▸ GIVEN REQUEST:
Copy every line of the listing that holds the string "frac".

▸ RECORDS SUPPLIED:

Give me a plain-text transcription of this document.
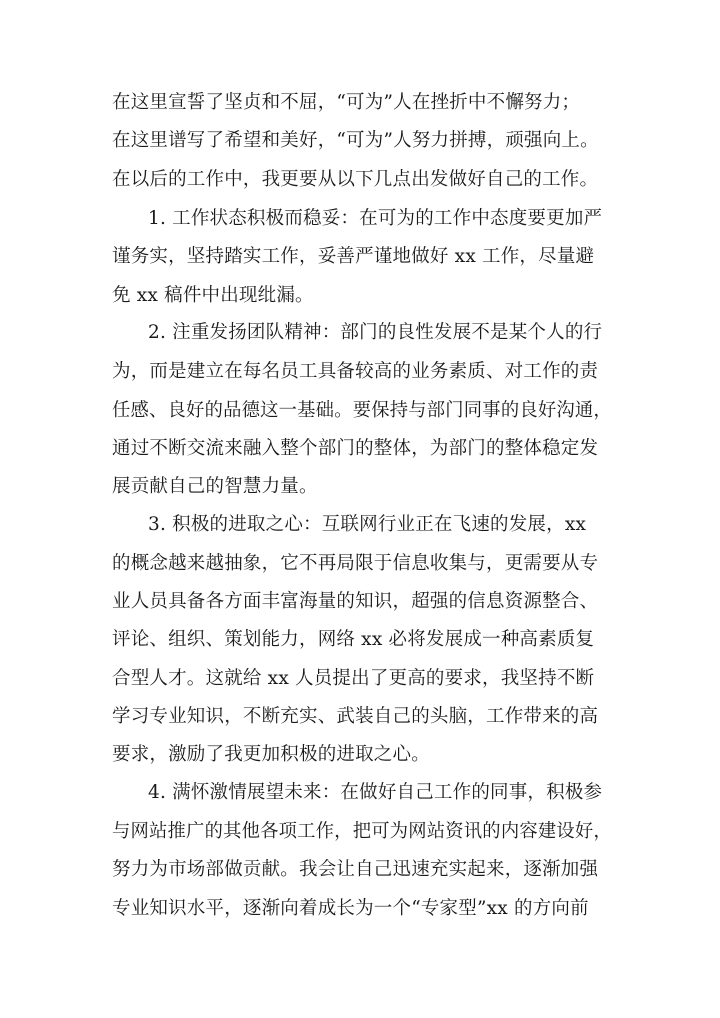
在这里宣誓了坚贞和不屈，“可为”人在挫折中不懈努力；
在这里谱写了希望和美好，“可为”人努力拼搏，顽强向上。
在以后的工作中，我更要从以下几点出发做好自己的工作。
1. 工作状态积极而稳妥：在可为的工作中态度要更加严
谨务实，坚持踏实工作，妥善严谨地做好 xx 工作，尽量避
免 xx 稿件中出现纰漏。
2. 注重发扬团队精神：部门的良性发展不是某个人的行
为，而是建立在每名员工具备较高的业务素质、对工作的责
任感、良好的品德这一基础。要保持与部门同事的良好沟通，
通过不断交流来融入整个部门的整体，为部门的整体稳定发
展贡献自己的智慧力量。
3. 积极的进取之心：互联网行业正在飞速的发展，xx
的概念越来越抽象，它不再局限于信息收集与，更需要从专
业人员具备各方面丰富海量的知识，超强的信息资源整合、
评论、组织、策划能力，网络 xx 必将发展成一种高素质复
合型人才。这就给 xx 人员提出了更高的要求，我坚持不断
学习专业知识，不断充实、武装自己的头脑，工作带来的高
要求，激励了我更加积极的进取之心。
4. 满怀激情展望未来：在做好自己工作的同事，积极参
与网站推广的其他各项工作，把可为网站资讯的内容建设好，
努力为市场部做贡献。我会让自己迅速充实起来，逐渐加强
专业知识水平，逐渐向着成长为一个“专家型”xx 的方向前
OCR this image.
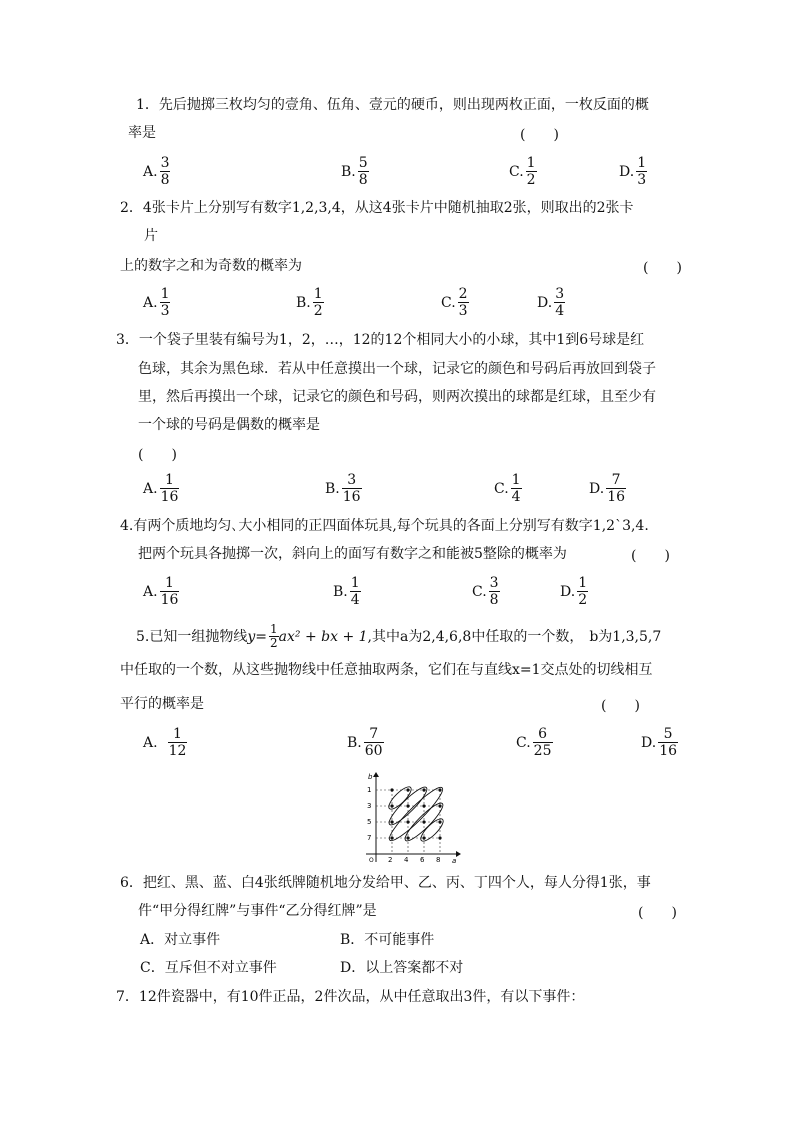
1．先后抛掷三枚均匀的壹角、伍角、壹元的硬币，则出现两枚正面，一枚反面的概
率是	(　　)
A. $\frac{3}{8}$	B. $\frac{5}{8}$	C. $\frac{1}{2}$	D. $\frac{1}{3}$
2．4张卡片上分别写有数字1,2,3,4，从这4张卡片中随机抽取2张，则取出的2张卡
片
上的数字之和为奇数的概率为	(　　)
A. $\frac{1}{3}$	B. $\frac{1}{2}$	C. $\frac{2}{3}$	D. $\frac{3}{4}$
3．一个袋子里装有编号为1，2，…，12的12个相同大小的小球，其中1到6号球是红
色球，其余为黑色球．若从中任意摸出一个球，记录它的颜色和号码后再放回到袋子
里，然后再摸出一个球，记录它的颜色和号码，则两次摸出的球都是红球，且至少有
一个球的号码是偶数的概率是
(　　)
A. $\frac{1}{16}$	B. $\frac{3}{16}$	C. $\frac{1}{4}$	D. $\frac{7}{16}$
4.有两个质地均匀､大小相同的正四面体玩具,每个玩具的各面上分别写有数字1,2`3,4.
把两个玩具各抛掷一次，斜向上的面写有数字之和能被5整除的概率为	(　　)
A. $\frac{1}{16}$	B. $\frac{1}{4}$	C. $\frac{3}{8}$	D. $\frac{1}{2}$
5.已知一组抛物线 $y = \frac{1}{2} ax^2$ + bx + 1 ,其中 a为2,4,6,8中任取的一个数， b为1,3,5,7
中任取的一个数，从这些抛物线中任意抽取两条，它们在与直线x=1交点处的切线相互
平行的概率是	(　　)
A. $\frac{1}{12}$	B. $\frac{7}{60}$	C. $\frac{6}{25}$	D. $\frac{5}{16}$
a
b
O 2 4 6 8
1
3
5
7
6．把红、黑、蓝、白4张纸牌随机地分发给甲、乙、丙、丁四个人，每人分得1张，事
件“甲分得红牌”与事件“乙分得红牌”是	(　　)
A．对立事件	B．不可能事件
C．互斥但不对立事件	D．以上答案都不对
7．12件瓷器中，有10件正品，2件次品，从中任意取出3件，有以下事件：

▸ WORKED SOLUTION:
A. $\frac{3}{8}$	B. $\frac{5}{8}$	C. $\frac{1}{2}$	D. $\frac{1}{3}$
A. $\frac{1}{3}$	B. $\frac{1}{2}$	C. $\frac{2}{3}$	D. $\frac{3}{4}$
A. $\frac{1}{16}$	B. $\frac{3}{16}$	C. $\frac{1}{4}$	D. $\frac{7}{16}$
A. $\frac{1}{16}$	B. $\frac{1}{4}$	C. $\frac{3}{8}$	D. $\frac{1}{2}$
5.已知一组抛物线 $y = \frac{1}{2} ax^2$ + bx + 1 ,其中 a为2,4,6,8中任取的一个数， b为1,3,5,7
A. $\frac{1}{12}$	B. $\frac{7}{60}$	C. $\frac{6}{25}$	D. $\frac{5}{16}$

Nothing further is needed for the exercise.